Quoted passage:
..............................
# Dust collection on Makita 2301FC



## Clover4 (Nov 19, 2011)

Hi - Anyone know if there is a dust collection accessory for this router? (When running outside of a table situation) I thought I saw somewhere it was compatible with other Makita router accessories. 

Thanks,

Rod


----------



## bobj3 (Jan 17, 2006)

Hi Rod

This may work

http://www.amazon.com/Makita-193379...r0_2?s=hi&ie=UTF8&qid=1322260736&sr=1-2-fkmr0

==========



Clover4 said:


> Hi - Anyone know if there is a dust collection accessory for this router? (When running outside of a table situation) I thought I saw somewhere it was compatible with other Makita router accessories.
> 
> Thanks,
> 
> Rod


----------



## Clover4 (Nov 19, 2011)

Thanks Bob - A little more digging on Amazon and I came up with this:

192035-6 part number (Sorry, I cannot post the url because of my limited post count)

Which is very similar to your suggestion and a reviewer confirmed it worked with the 2301FC!


----------



## bobj3 (Jan 17, 2006)

Hi Rod


That will work, be sure to check out the used one save 5.oo, not much but 5.oo bucks is five bucks,,,  with some dust on the new one, it's used.. 

http://www.amazon.com/Makita-192035...ref=sr_1_1?s=hi&ie=UTF8&qid=1322270247&sr=1-1

Amazon.com: Used and New: Makita 192035-6 Router Dust Nozzle (3606,3612,3621 Series)

===



Clover4 said:


> Thanks Bob - A little more digging on Amazon and I came up with this:
> 
> 192035-6 part number (Sorry, I cannot post the url because of my limited post count)
> 
> Which is very similar to your suggestion and a reviewer confirmed it worked with the 2301FC!


----------



## Clover4 (Nov 19, 2011)

I hear ya!


----------



## TheOakDude (Oct 11, 2011)

I ahve only just bought this router and lucky me, that dust adaptor came with it.
It does work well though.


----------



## Clover4 (Nov 19, 2011)

TheOakDude said:


> I ahve only just bought this router and lucky me, that dust adaptor came with it.
> It does work well though.
..............................
Information given:
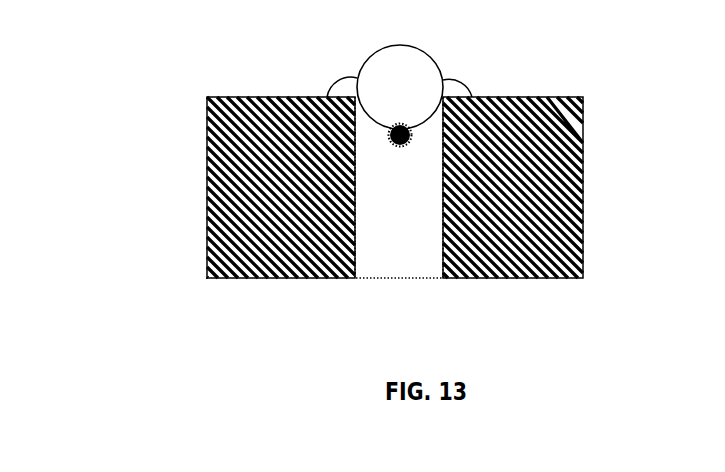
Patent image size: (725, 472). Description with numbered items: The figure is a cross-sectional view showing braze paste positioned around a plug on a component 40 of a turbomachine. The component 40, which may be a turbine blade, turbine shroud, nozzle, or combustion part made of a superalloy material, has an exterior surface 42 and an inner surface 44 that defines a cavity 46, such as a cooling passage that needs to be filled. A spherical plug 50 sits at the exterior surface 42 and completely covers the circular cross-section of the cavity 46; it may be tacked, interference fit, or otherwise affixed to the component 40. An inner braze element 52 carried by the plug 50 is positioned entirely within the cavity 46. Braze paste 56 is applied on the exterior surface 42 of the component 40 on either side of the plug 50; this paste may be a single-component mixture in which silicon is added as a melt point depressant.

The component 40 is at (441, 170).
The exterior surface 42 is at (513, 97).
The inner surface 44 is at (355, 140).
The cavity 46 is at (404, 218).
The plug 50 is at (378, 48).
The inner braze element 52 is at (412, 137).
The braze paste 56 is at (338, 83).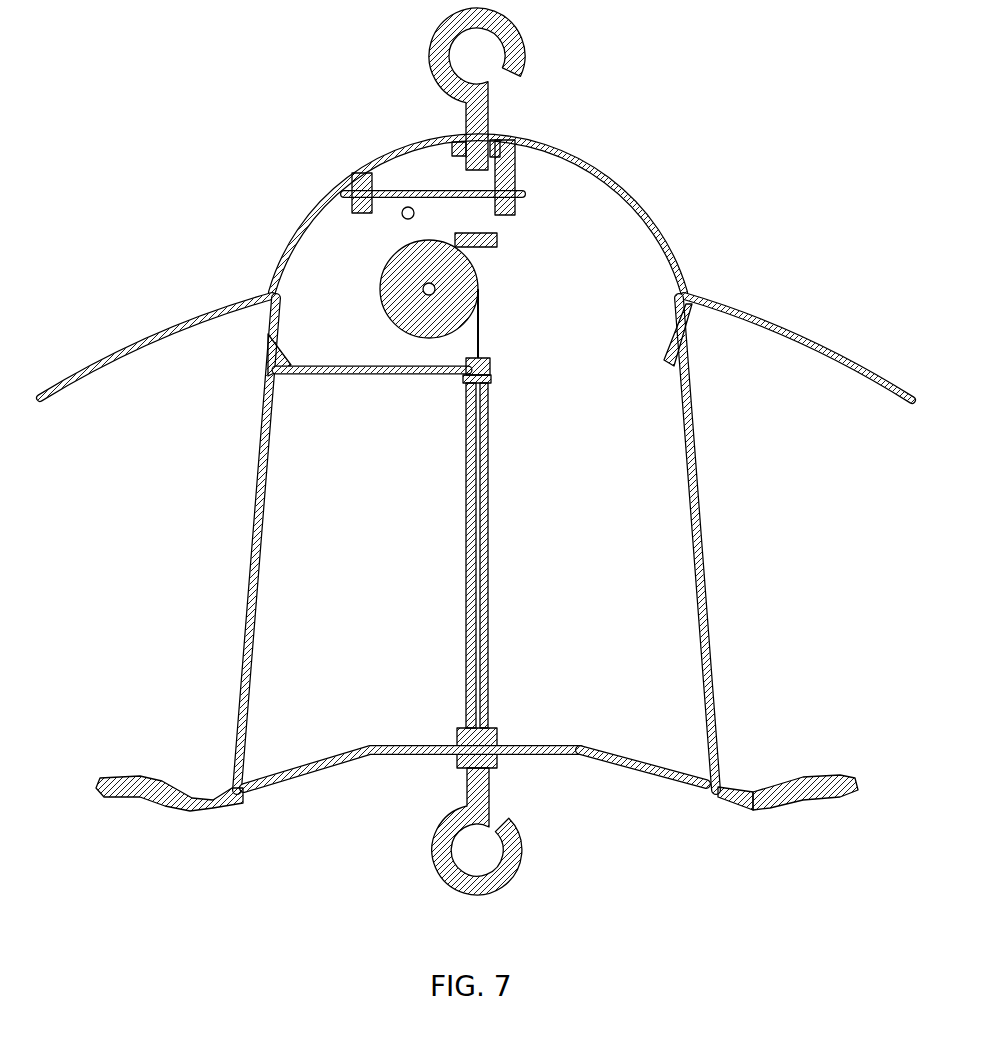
..............................
Instructions for the task: Check each statement against the Makita dust collection thread and answer yes or no, quoting the words from the thread that decide it. 1. Clover4 was unable to post the link for the 192035-6 part. 2. Buying the used dust nozzle that bobj3 points to costs more than buying the new one. 3. TheOakDude had to buy the dust adaptor separately from the router.

Response:
1. Yes: "Sorry, I cannot post the url because of my limited post count"
2. No: "be sure to check out the used one save 5.oo"
3. No: "lucky me, that dust adaptor came with it"